%%

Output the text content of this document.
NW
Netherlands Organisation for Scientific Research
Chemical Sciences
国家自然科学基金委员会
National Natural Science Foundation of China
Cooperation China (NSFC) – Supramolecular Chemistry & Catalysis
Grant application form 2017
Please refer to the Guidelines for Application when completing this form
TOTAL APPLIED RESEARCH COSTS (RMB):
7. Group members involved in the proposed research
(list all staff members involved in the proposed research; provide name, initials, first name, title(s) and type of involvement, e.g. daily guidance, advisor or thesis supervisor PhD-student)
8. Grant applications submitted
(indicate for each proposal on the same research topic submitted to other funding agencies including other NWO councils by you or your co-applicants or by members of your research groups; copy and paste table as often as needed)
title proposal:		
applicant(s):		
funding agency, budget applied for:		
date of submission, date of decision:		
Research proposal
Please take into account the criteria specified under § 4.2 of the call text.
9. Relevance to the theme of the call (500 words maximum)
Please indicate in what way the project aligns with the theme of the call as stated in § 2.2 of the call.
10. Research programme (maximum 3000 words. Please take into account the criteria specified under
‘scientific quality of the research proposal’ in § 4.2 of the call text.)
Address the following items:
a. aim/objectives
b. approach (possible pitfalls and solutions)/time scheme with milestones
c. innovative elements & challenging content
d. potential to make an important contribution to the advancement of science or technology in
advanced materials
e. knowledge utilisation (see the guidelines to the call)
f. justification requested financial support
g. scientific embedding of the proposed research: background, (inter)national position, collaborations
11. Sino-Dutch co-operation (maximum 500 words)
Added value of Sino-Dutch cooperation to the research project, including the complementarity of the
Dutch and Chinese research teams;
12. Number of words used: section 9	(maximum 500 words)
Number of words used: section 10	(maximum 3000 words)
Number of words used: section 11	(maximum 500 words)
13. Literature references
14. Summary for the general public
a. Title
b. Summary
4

%%

_WRITTEN REQUEST_:
Please repeat the listing above in full and exactly.

_EXERCISE RESULT_:
Output the text content of this document.
NW
Netherlands Organisation for Scientific Research
Chemical Sciences
国家自然科学基金委员会
National Natural Science Foundation of China
Cooperation China (NSFC) – Supramolecular Chemistry & Catalysis
Grant application form 2017
Please refer to the Guidelines for Application when completing this form
TOTAL APPLIED RESEARCH COSTS (RMB):
7. Group members involved in the proposed research
(list all staff members involved in the proposed research; provide name, initials, first name, title(s) and type of involvement, e.g. daily guidance, advisor or thesis supervisor PhD-student)
8. Grant applications submitted
(indicate for each proposal on the same research topic submitted to other funding agencies including other NWO councils by you or your co-applicants or by members of your research groups; copy and paste table as often as needed)
title proposal:		
applicant(s):		
funding agency, budget applied for:		
date of submission, date of decision:		
Research proposal
Please take into account the criteria specified under § 4.2 of the call text.
9. Relevance to the theme of the call (500 words maximum)
Please indicate in what way the project aligns with the theme of the call as stated in § 2.2 of the call.
10. Research programme (maximum 3000 words. Please take into account the criteria specified under
‘scientific quality of the research proposal’ in § 4.2 of the call text.)
Address the following items:
a. aim/objectives
b. approach (possible pitfalls and solutions)/time scheme with milestones
c. innovative elements & challenging content
d. potential to make an important contribution to the advancement of science or technology in
advanced materials
e. knowledge utilisation (see the guidelines to the call)
f. justification requested financial support
g. scientific embedding of the proposed research: background, (inter)national position, collaborations
11. Sino-Dutch co-operation (maximum 500 words)
Added value of Sino-Dutch cooperation to the research project, including the complementarity of the
Dutch and Chinese research teams;
12. Number of words used: section 9	(maximum 500 words)
Number of words used: section 10	(maximum 3000 words)
Number of words used: section 11	(maximum 500 words)
13. Literature references
14. Summary for the general public
a. Title
b. Summary
4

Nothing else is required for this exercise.